Task instructions – Write out the listing in full, matching it word for word.

Input for this task –
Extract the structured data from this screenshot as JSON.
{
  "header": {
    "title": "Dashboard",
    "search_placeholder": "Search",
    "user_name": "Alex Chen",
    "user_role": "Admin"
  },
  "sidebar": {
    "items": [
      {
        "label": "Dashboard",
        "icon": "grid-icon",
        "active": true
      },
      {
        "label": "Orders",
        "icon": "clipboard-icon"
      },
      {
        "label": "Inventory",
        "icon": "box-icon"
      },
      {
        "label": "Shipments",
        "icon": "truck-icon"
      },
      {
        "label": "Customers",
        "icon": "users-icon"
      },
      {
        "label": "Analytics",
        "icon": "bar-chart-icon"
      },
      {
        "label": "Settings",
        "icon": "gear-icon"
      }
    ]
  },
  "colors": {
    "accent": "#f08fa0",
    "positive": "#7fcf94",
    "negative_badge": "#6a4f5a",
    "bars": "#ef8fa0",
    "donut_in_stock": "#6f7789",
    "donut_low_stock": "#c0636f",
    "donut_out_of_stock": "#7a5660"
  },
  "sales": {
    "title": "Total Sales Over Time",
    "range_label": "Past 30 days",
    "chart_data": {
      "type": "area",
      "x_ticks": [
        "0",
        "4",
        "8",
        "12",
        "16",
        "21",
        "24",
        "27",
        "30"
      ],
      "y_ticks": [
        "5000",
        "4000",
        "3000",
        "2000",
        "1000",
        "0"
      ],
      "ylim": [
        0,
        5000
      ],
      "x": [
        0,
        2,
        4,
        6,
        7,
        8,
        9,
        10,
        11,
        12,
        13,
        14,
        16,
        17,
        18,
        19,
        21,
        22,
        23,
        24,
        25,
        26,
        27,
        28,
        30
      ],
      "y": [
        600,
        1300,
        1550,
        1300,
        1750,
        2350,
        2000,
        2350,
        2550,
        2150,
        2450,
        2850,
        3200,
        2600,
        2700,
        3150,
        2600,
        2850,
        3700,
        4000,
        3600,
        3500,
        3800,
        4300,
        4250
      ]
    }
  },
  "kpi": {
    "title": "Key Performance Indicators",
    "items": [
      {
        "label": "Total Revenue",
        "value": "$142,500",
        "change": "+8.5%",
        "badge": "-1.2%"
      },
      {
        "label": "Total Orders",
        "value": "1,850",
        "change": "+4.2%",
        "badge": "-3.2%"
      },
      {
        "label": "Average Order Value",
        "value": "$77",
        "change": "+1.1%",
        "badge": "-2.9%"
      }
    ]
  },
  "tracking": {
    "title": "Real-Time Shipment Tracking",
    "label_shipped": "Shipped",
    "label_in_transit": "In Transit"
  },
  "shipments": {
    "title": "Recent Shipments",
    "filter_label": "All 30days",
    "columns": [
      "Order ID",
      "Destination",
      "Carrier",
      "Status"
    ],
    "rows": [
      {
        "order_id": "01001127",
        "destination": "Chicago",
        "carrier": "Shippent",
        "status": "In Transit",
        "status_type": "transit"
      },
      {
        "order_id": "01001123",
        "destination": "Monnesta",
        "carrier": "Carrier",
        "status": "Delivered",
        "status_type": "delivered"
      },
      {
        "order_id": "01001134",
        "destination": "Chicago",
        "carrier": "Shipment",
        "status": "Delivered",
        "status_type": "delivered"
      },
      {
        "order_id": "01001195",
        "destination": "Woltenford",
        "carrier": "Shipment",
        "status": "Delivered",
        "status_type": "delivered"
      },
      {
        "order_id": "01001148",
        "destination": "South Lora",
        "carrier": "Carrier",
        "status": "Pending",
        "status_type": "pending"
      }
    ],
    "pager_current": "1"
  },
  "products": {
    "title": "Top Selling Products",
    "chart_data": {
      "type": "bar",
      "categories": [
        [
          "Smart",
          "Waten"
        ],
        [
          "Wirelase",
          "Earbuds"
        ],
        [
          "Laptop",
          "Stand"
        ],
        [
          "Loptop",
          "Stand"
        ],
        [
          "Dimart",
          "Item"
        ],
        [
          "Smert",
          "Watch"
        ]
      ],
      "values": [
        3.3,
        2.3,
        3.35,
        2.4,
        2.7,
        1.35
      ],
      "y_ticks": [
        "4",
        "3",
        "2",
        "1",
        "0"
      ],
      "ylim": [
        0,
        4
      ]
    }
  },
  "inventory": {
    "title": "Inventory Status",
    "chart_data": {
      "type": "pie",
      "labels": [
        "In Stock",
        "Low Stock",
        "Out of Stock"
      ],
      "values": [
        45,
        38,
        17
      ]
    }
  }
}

Written reply –
Extract the structured data from this screenshot as JSON.
{
  "header": {
    "title": "Dashboard",
    "search_placeholder": "Search",
    "user_name": "Alex Chen",
    "user_role": "Admin"
  },
  "sidebar": {
    "items": [
      {
        "label": "Dashboard",
        "icon": "grid-icon",
        "active": true
      },
      {
        "label": "Orders",
        "icon": "clipboard-icon"
      },
      {
        "label": "Inventory",
        "icon": "box-icon"
      },
      {
        "label": "Shipments",
        "icon": "truck-icon"
      },
      {
        "label": "Customers",
        "icon": "users-icon"
      },
      {
        "label": "Analytics",
        "icon": "bar-chart-icon"
      },
      {
        "label": "Settings",
        "icon": "gear-icon"
      }
    ]
  },
  "colors": {
    "accent": "#f08fa0",
    "positive": "#7fcf94",
    "negative_badge": "#6a4f5a",
    "bars": "#ef8fa0",
    "donut_in_stock": "#6f7789",
    "donut_low_stock": "#c0636f",
    "donut_out_of_stock": "#7a5660"
  },
  "sales": {
    "title": "Total Sales Over Time",
    "range_label": "Past 30 days",
    "chart_data": {
      "type": "area",
      "x_ticks": [
        "0",
        "4",
        "8",
        "12",
        "16",
        "21",
        "24",
        "27",
        "30"
      ],
      "y_ticks": [
        "5000",
        "4000",
        "3000",
        "2000",
        "1000",
        "0"
      ],
      "ylim": [
        0,
        5000
      ],
      "x": [
        0,
        2,
        4,
        6,
        7,
        8,
        9,
        10,
        11,
        12,
        13,
        14,
        16,
        17,
        18,
        19,
        21,
        22,
        23,
        24,
        25,
        26,
        27,
        28,
        30
      ],
      "y": [
        600,
        1300,
        1550,
        1300,
        1750,
        2350,
        2000,
        2350,
        2550,
        2150,
        2450,
        2850,
        3200,
        2600,
        2700,
        3150,
        2600,
        2850,
        3700,
        4000,
        3600,
        3500,
        3800,
        4300,
        4250
      ]
    }
  },
  "kpi": {
    "title": "Key Performance Indicators",
    "items": [
      {
        "label": "Total Revenue",
        "value": "$142,500",
        "change": "+8.5%",
        "badge": "-1.2%"
      },
      {
        "label": "Total Orders",
        "value": "1,850",
        "change": "+4.2%",
        "badge": "-3.2%"
      },
      {
        "label": "Average Order Value",
        "value": "$77",
        "change": "+1.1%",
        "badge": "-2.9%"
      }
    ]
  },
  "tracking": {
    "title": "Real-Time Shipment Tracking",
    "label_shipped": "Shipped",
    "label_in_transit": "In Transit"
  },
  "shipments": {
    "title": "Recent Shipments",
    "filter_label": "All 30days",
    "columns": [
      "Order ID",
      "Destination",
      "Carrier",
      "Status"
    ],
    "rows": [
      {
        "order_id": "01001127",
        "destination": "Chicago",
        "carrier": "Shippent",
        "status": "In Transit",
        "status_type": "transit"
      },
      {
        "order_id": "01001123",
        "destination": "Monnesta",
        "carrier": "Carrier",
        "status": "Delivered",
        "status_type": "delivered"
      },
      {
        "order_id": "01001134",
        "destination": "Chicago",
        "carrier": "Shipment",
        "status": "Delivered",
        "status_type": "delivered"
      },
      {
        "order_id": "01001195",
        "destination": "Woltenford",
        "carrier": "Shipment",
        "status": "Delivered",
        "status_type": "delivered"
      },
      {
        "order_id": "01001148",
        "destination": "South Lora",
        "carrier": "Carrier",
        "status": "Pending",
        "status_type": "pending"
      }
    ],
    "pager_current": "1"
  },
  "products": {
    "title": "Top Selling Products",
    "chart_data": {
      "type": "bar",
      "categories": [
        [
          "Smart",
          "Waten"
        ],
        [
          "Wirelase",
          "Earbuds"
        ],
        [
          "Laptop",
          "Stand"
        ],
        [
          "Loptop",
          "Stand"
        ],
        [
          "Dimart",
          "Item"
        ],
        [
          "Smert",
          "Watch"
        ]
      ],
      "values": [
        3.3,
        2.3,
        3.35,
        2.4,
        2.7,
        1.35
      ],
      "y_ticks": [
        "4",
        "3",
        "2",
        "1",
        "0"
      ],
      "ylim": [
        0,
        4
      ]
    }
  },
  "inventory": {
    "title": "Inventory Status",
    "chart_data": {
      "type": "pie",
      "labels": [
        "In Stock",
        "Low Stock",
        "Out of Stock"
      ],
      "values": [
        45,
        38,
        17
      ]
    }
  }
}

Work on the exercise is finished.